• _OBJECTIVE_: State only the count of lines in the listing below that hold "Salinity".

• _Items from a figure collection_:
##########

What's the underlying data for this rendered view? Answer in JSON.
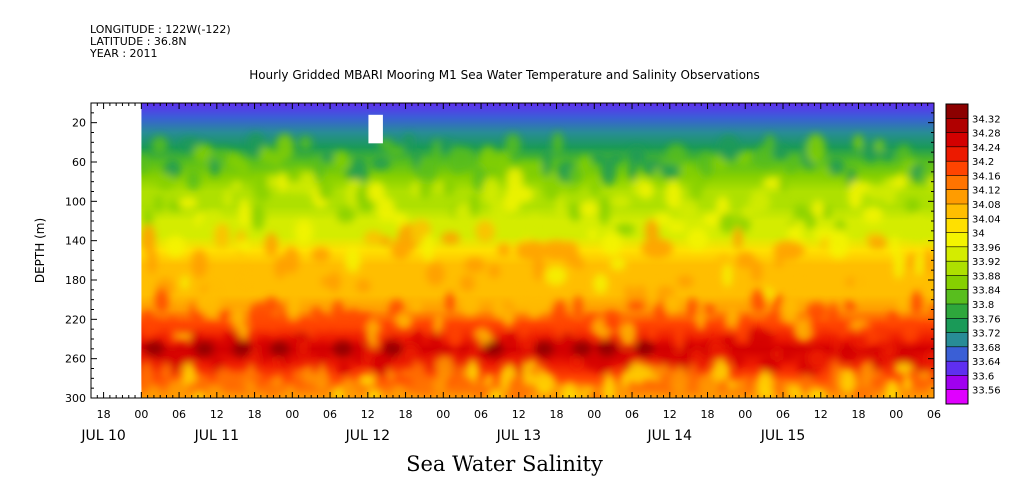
{
  "header": {
    "longitude": "LONGITUDE : 122W(-122)",
    "latitude": "LATITUDE : 36.8N",
    "year": "YEAR : 2011"
  },
  "chart_data": {
    "type": "heatmap",
    "title": "Hourly Gridded MBARI Mooring M1 Sea Water Temperature and Salinity Observations",
    "xlabel": "Sea Water Salinity",
    "ylabel": "DEPTH (m)",
    "x_hours_range": [
      -8,
      126
    ],
    "data_start_hour": 0,
    "ylim": [
      300,
      0
    ],
    "y_ticks": [
      20,
      60,
      100,
      140,
      180,
      220,
      260,
      300
    ],
    "x_hour_ticks": [
      {
        "h": -6,
        "label": "18"
      },
      {
        "h": 0,
        "label": "00"
      },
      {
        "h": 6,
        "label": "06"
      },
      {
        "h": 12,
        "label": "12"
      },
      {
        "h": 18,
        "label": "18"
      },
      {
        "h": 24,
        "label": "00"
      },
      {
        "h": 30,
        "label": "06"
      },
      {
        "h": 36,
        "label": "12"
      },
      {
        "h": 42,
        "label": "18"
      },
      {
        "h": 48,
        "label": "00"
      },
      {
        "h": 54,
        "label": "06"
      },
      {
        "h": 60,
        "label": "12"
      },
      {
        "h": 66,
        "label": "18"
      },
      {
        "h": 72,
        "label": "00"
      },
      {
        "h": 78,
        "label": "06"
      },
      {
        "h": 84,
        "label": "12"
      },
      {
        "h": 90,
        "label": "18"
      },
      {
        "h": 96,
        "label": "00"
      },
      {
        "h": 102,
        "label": "06"
      },
      {
        "h": 108,
        "label": "12"
      },
      {
        "h": 114,
        "label": "18"
      },
      {
        "h": 120,
        "label": "00"
      },
      {
        "h": 126,
        "label": "06"
      }
    ],
    "day_labels": [
      {
        "h": -6,
        "label": "JUL 10"
      },
      {
        "h": 12,
        "label": "JUL 11"
      },
      {
        "h": 36,
        "label": "JUL 12"
      },
      {
        "h": 60,
        "label": "JUL 13"
      },
      {
        "h": 84,
        "label": "JUL 14"
      },
      {
        "h": 102,
        "label": "JUL 15"
      }
    ],
    "depth_profile": [
      {
        "depth": 0,
        "value": 33.68
      },
      {
        "depth": 15,
        "value": 33.69
      },
      {
        "depth": 30,
        "value": 33.74
      },
      {
        "depth": 45,
        "value": 33.8
      },
      {
        "depth": 60,
        "value": 33.84
      },
      {
        "depth": 75,
        "value": 33.92
      },
      {
        "depth": 90,
        "value": 33.95
      },
      {
        "depth": 105,
        "value": 33.96
      },
      {
        "depth": 120,
        "value": 33.98
      },
      {
        "depth": 135,
        "value": 34.0
      },
      {
        "depth": 150,
        "value": 34.06
      },
      {
        "depth": 165,
        "value": 34.09
      },
      {
        "depth": 180,
        "value": 34.1
      },
      {
        "depth": 195,
        "value": 34.12
      },
      {
        "depth": 210,
        "value": 34.16
      },
      {
        "depth": 225,
        "value": 34.2
      },
      {
        "depth": 240,
        "value": 34.26
      },
      {
        "depth": 250,
        "value": 34.3
      },
      {
        "depth": 265,
        "value": 34.26
      },
      {
        "depth": 280,
        "value": 34.2
      },
      {
        "depth": 300,
        "value": 34.16
      }
    ],
    "colorbar": {
      "labels": [
        "34.32",
        "34.28",
        "34.24",
        "34.2",
        "34.16",
        "34.12",
        "34.08",
        "34.04",
        "34",
        "33.96",
        "33.92",
        "33.88",
        "33.84",
        "33.8",
        "33.76",
        "33.72",
        "33.68",
        "33.64",
        "33.6",
        "33.56"
      ],
      "colors": [
        "#8c0000",
        "#b00000",
        "#d30000",
        "#ec1a00",
        "#ff4400",
        "#ff7400",
        "#ff9c00",
        "#ffbe00",
        "#ffe000",
        "#f4f400",
        "#d4ec00",
        "#aee000",
        "#86d000",
        "#58be1e",
        "#2ea73c",
        "#1a9a58",
        "#288c96",
        "#3a5fd6",
        "#5f2ff0",
        "#a000f0",
        "#e000ff"
      ]
    }
  }
}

##########

• _TASK RESPONSE_: 2